BEGIN Stored records

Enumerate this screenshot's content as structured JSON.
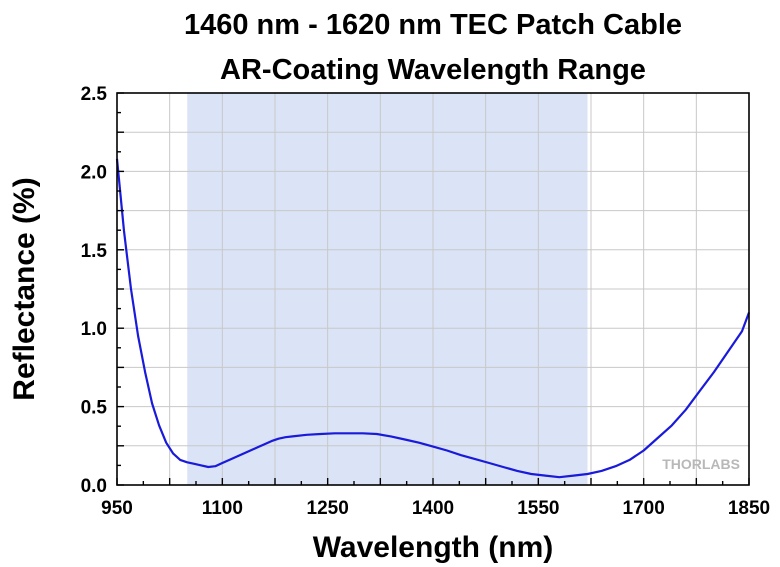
{
  "chart_data": {
    "type": "line",
    "title_line1": "1460 nm - 1620 nm TEC Patch Cable",
    "title_line2": "AR-Coating Wavelength Range",
    "xlabel": "Wavelength (nm)",
    "ylabel": "Reflectance (%)",
    "xlim": [
      950,
      1850
    ],
    "ylim": [
      0,
      2.5
    ],
    "x_ticks": [
      950,
      1100,
      1250,
      1400,
      1550,
      1700,
      1850
    ],
    "y_ticks": [
      "0.0",
      "0.5",
      "1.0",
      "1.5",
      "2.0",
      "2.5"
    ],
    "grid": true,
    "shaded_range": [
      1050,
      1620
    ],
    "line_color": "#1a1adb",
    "shade_color": "#dbe4f6",
    "logo": "THORLABS",
    "series": [
      {
        "x": [
          950,
          960,
          970,
          980,
          990,
          1000,
          1010,
          1020,
          1030,
          1040,
          1050,
          1060,
          1070,
          1080,
          1090,
          1100,
          1110,
          1120,
          1130,
          1140,
          1150,
          1160,
          1170,
          1180,
          1190,
          1200,
          1220,
          1240,
          1260,
          1280,
          1300,
          1320,
          1340,
          1360,
          1380,
          1400,
          1420,
          1440,
          1460,
          1480,
          1500,
          1520,
          1540,
          1560,
          1580,
          1600,
          1620,
          1640,
          1660,
          1680,
          1700,
          1720,
          1740,
          1760,
          1780,
          1800,
          1820,
          1840,
          1850
        ],
        "y": [
          2.08,
          1.62,
          1.25,
          0.95,
          0.72,
          0.52,
          0.38,
          0.27,
          0.2,
          0.16,
          0.145,
          0.135,
          0.125,
          0.115,
          0.12,
          0.14,
          0.16,
          0.18,
          0.2,
          0.22,
          0.24,
          0.26,
          0.28,
          0.295,
          0.305,
          0.31,
          0.32,
          0.325,
          0.33,
          0.33,
          0.33,
          0.325,
          0.31,
          0.29,
          0.27,
          0.245,
          0.22,
          0.19,
          0.165,
          0.14,
          0.115,
          0.09,
          0.07,
          0.06,
          0.05,
          0.06,
          0.07,
          0.09,
          0.12,
          0.16,
          0.22,
          0.3,
          0.38,
          0.48,
          0.6,
          0.72,
          0.85,
          0.98,
          1.1
        ]
      }
    ]
  }
}
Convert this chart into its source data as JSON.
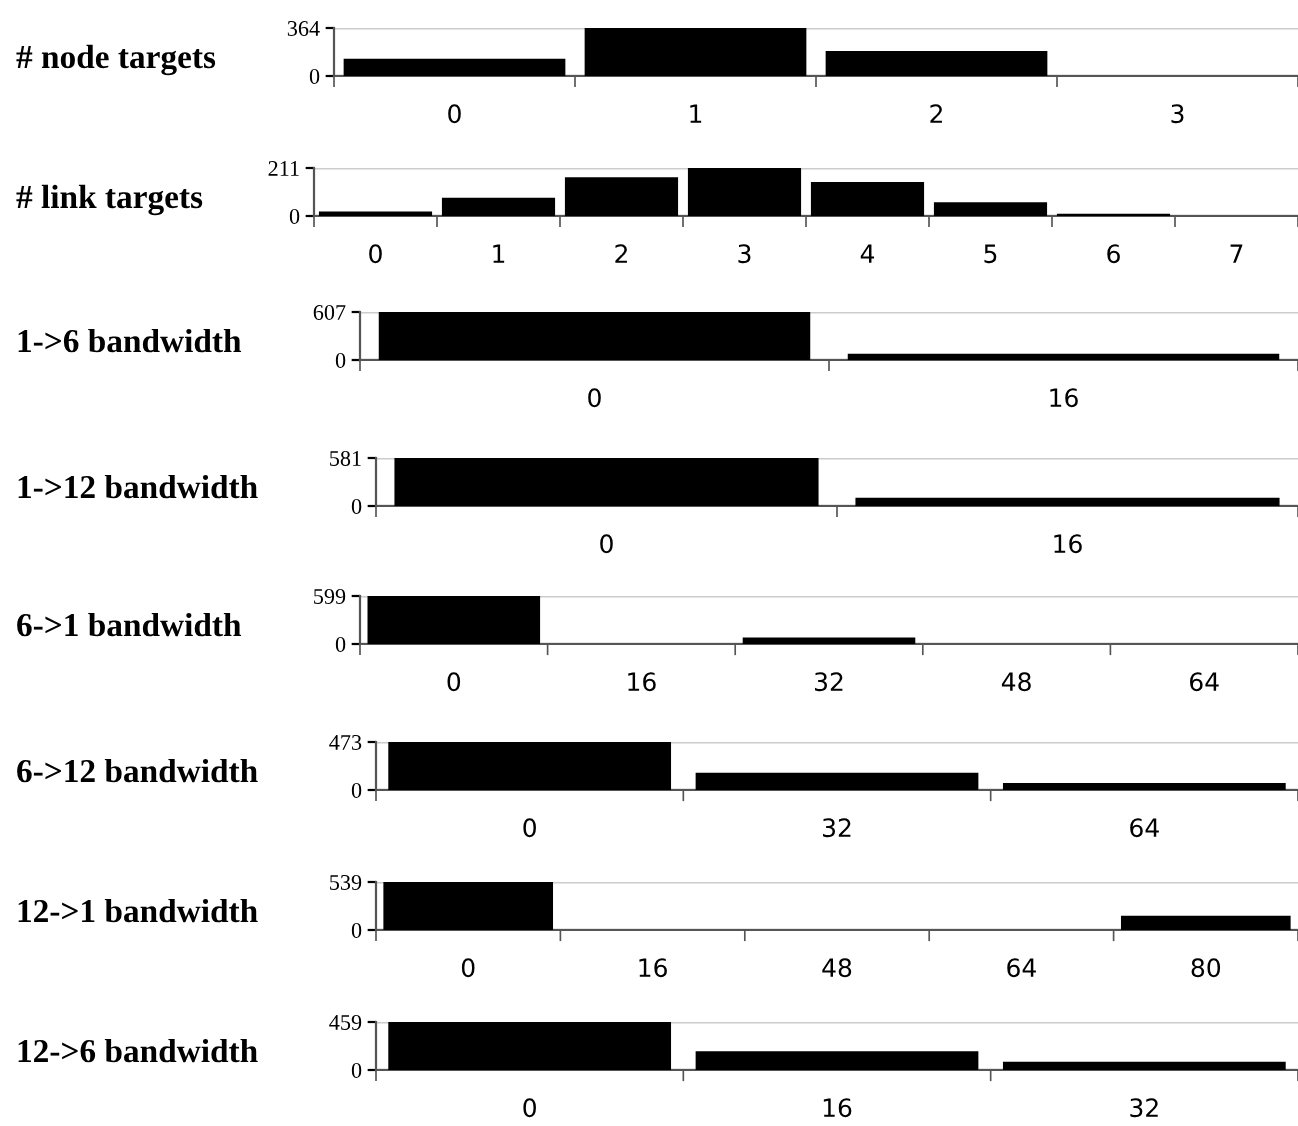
{
  "chart_data": [
    {
      "type": "bar",
      "title": "# node targets",
      "categories": [
        "0",
        "1",
        "2",
        "3"
      ],
      "values": [
        130,
        364,
        190,
        0
      ],
      "color": "#000000",
      "ylim": [
        0,
        364
      ],
      "yticks": [
        0,
        364
      ],
      "grid": "y"
    },
    {
      "type": "bar",
      "title": "# link targets",
      "categories": [
        "0",
        "1",
        "2",
        "3",
        "4",
        "5",
        "6",
        "7"
      ],
      "values": [
        20,
        80,
        170,
        211,
        150,
        60,
        10,
        0
      ],
      "color": "#000000",
      "ylim": [
        0,
        211
      ],
      "yticks": [
        0,
        211
      ],
      "grid": "y"
    },
    {
      "type": "bar",
      "title": "1->6 bandwidth",
      "categories": [
        "0",
        "16"
      ],
      "values": [
        607,
        80
      ],
      "color": "#000000",
      "ylim": [
        0,
        607
      ],
      "yticks": [
        0,
        607
      ],
      "grid": "y"
    },
    {
      "type": "bar",
      "title": "1->12 bandwidth",
      "categories": [
        "0",
        "16"
      ],
      "values": [
        581,
        100
      ],
      "color": "#000000",
      "ylim": [
        0,
        581
      ],
      "yticks": [
        0,
        581
      ],
      "grid": "y"
    },
    {
      "type": "bar",
      "title": "6->1 bandwidth",
      "categories": [
        "0",
        "16",
        "32",
        "48",
        "64"
      ],
      "values": [
        599,
        0,
        80,
        0,
        0
      ],
      "color": "#000000",
      "ylim": [
        0,
        599
      ],
      "yticks": [
        0,
        599
      ],
      "grid": "y"
    },
    {
      "type": "bar",
      "title": "6->12 bandwidth",
      "categories": [
        "0",
        "32",
        "64"
      ],
      "values": [
        473,
        170,
        70
      ],
      "color": "#000000",
      "ylim": [
        0,
        473
      ],
      "yticks": [
        0,
        473
      ],
      "grid": "y"
    },
    {
      "type": "bar",
      "title": "12->1 bandwidth",
      "categories": [
        "0",
        "16",
        "48",
        "64",
        "80"
      ],
      "values": [
        539,
        0,
        0,
        0,
        160
      ],
      "color": "#000000",
      "ylim": [
        0,
        539
      ],
      "yticks": [
        0,
        539
      ],
      "grid": "y"
    },
    {
      "type": "bar",
      "title": "12->6 bandwidth",
      "categories": [
        "0",
        "16",
        "32"
      ],
      "values": [
        459,
        180,
        80
      ],
      "color": "#000000",
      "ylim": [
        0,
        459
      ],
      "yticks": [
        0,
        459
      ],
      "grid": "y"
    }
  ]
}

END Stored records

> **Exercise details**:
Without including any pictures, please restate all the records exactly.

> **Task result**:
Enumerate this screenshot's content as structured JSON.
{
  "chart_data": {
    "type": "line",
    "title_line1": "1460 nm - 1620 nm TEC Patch Cable",
    "title_line2": "AR-Coating Wavelength Range",
    "xlabel": "Wavelength (nm)",
    "ylabel": "Reflectance (%)",
    "xlim": [
      950,
      1850
    ],
    "ylim": [
      0,
      2.5
    ],
    "x_ticks": [
      950,
      1100,
      1250,
      1400,
      1550,
      1700,
      1850
    ],
    "y_ticks": [
      "0.0",
      "0.5",
      "1.0",
      "1.5",
      "2.0",
      "2.5"
    ],
    "grid": true,
    "shaded_range": [
      1050,
      1620
    ],
    "line_color": "#1a1adb",
    "shade_color": "#dbe4f6",
    "logo": "THORLABS",
    "series": [
      {
        "x": [
          950,
          960,
          970,
          980,
          990,
          1000,
          1010,
          1020,
          1030,
          1040,
          1050,
          1060,
          1070,
          1080,
          1090,
          1100,
          1110,
          1120,
          1130,
          1140,
          1150,
          1160,
          1170,
          1180,
          1190,
          1200,
          1220,
          1240,
          1260,
          1280,
          1300,
          1320,
          1340,
          1360,
          1380,
          1400,
          1420,
          1440,
          1460,
          1480,
          1500,
          1520,
          1540,
          1560,
          1580,
          1600,
          1620,
          1640,
          1660,
          1680,
          1700,
          1720,
          1740,
          1760,
          1780,
          1800,
          1820,
          1840,
          1850
        ],
        "y": [
          2.08,
          1.62,
          1.25,
          0.95,
          0.72,
          0.52,
          0.38,
          0.27,
          0.2,
          0.16,
          0.145,
          0.135,
          0.125,
          0.115,
          0.12,
          0.14,
          0.16,
          0.18,
          0.2,
          0.22,
          0.24,
          0.26,
          0.28,
          0.295,
          0.305,
          0.31,
          0.32,
          0.325,
          0.33,
          0.33,
          0.33,
          0.325,
          0.31,
          0.29,
          0.27,
          0.245,
          0.22,
          0.19,
          0.165,
          0.14,
          0.115,
          0.09,
          0.07,
          0.06,
          0.05,
          0.06,
          0.07,
          0.09,
          0.12,
          0.16,
          0.22,
          0.3,
          0.38,
          0.48,
          0.6,
          0.72,
          0.85,
          0.98,
          1.1
        ]
      }
    ]
  }
}
Convert this chart into its source data as JSON.
{
  "chart_data": [
    {
      "type": "bar",
      "title": "# node targets",
      "categories": [
        "0",
        "1",
        "2",
        "3"
      ],
      "values": [
        130,
        364,
        190,
        0
      ],
      "color": "#000000",
      "ylim": [
        0,
        364
      ],
      "yticks": [
        0,
        364
      ],
      "grid": "y"
    },
    {
      "type": "bar",
      "title": "# link targets",
      "categories": [
        "0",
        "1",
        "2",
        "3",
        "4",
        "5",
        "6",
        "7"
      ],
      "values": [
        20,
        80,
        170,
        211,
        150,
        60,
        10,
        0
      ],
      "color": "#000000",
      "ylim": [
        0,
        211
      ],
      "yticks": [
        0,
        211
      ],
      "grid": "y"
    },
    {
      "type": "bar",
      "title": "1->6 bandwidth",
      "categories": [
        "0",
        "16"
      ],
      "values": [
        607,
        80
      ],
      "color": "#000000",
      "ylim": [
        0,
        607
      ],
      "yticks": [
        0,
        607
      ],
      "grid": "y"
    },
    {
      "type": "bar",
      "title": "1->12 bandwidth",
      "categories": [
        "0",
        "16"
      ],
      "values": [
        581,
        100
      ],
      "color": "#000000",
      "ylim": [
        0,
        581
      ],
      "yticks": [
        0,
        581
      ],
      "grid": "y"
    },
    {
      "type": "bar",
      "title": "6->1 bandwidth",
      "categories": [
        "0",
        "16",
        "32",
        "48",
        "64"
      ],
      "values": [
        599,
        0,
        80,
        0,
        0
      ],
      "color": "#000000",
      "ylim": [
        0,
        599
      ],
      "yticks": [
        0,
        599
      ],
      "grid": "y"
    },
    {
      "type": "bar",
      "title": "6->12 bandwidth",
      "categories": [
        "0",
        "32",
        "64"
      ],
      "values": [
        473,
        170,
        70
      ],
      "color": "#000000",
      "ylim": [
        0,
        473
      ],
      "yticks": [
        0,
        473
      ],
      "grid": "y"
    },
    {
      "type": "bar",
      "title": "12->1 bandwidth",
      "categories": [
        "0",
        "16",
        "48",
        "64",
        "80"
      ],
      "values": [
        539,
        0,
        0,
        0,
        160
      ],
      "color": "#000000",
      "ylim": [
        0,
        539
      ],
      "yticks": [
        0,
        539
      ],
      "grid": "y"
    },
    {
      "type": "bar",
      "title": "12->6 bandwidth",
      "categories": [
        "0",
        "16",
        "32"
      ],
      "values": [
        459,
        180,
        80
      ],
      "color": "#000000",
      "ylim": [
        0,
        459
      ],
      "yticks": [
        0,
        459
      ],
      "grid": "y"
    }
  ]
}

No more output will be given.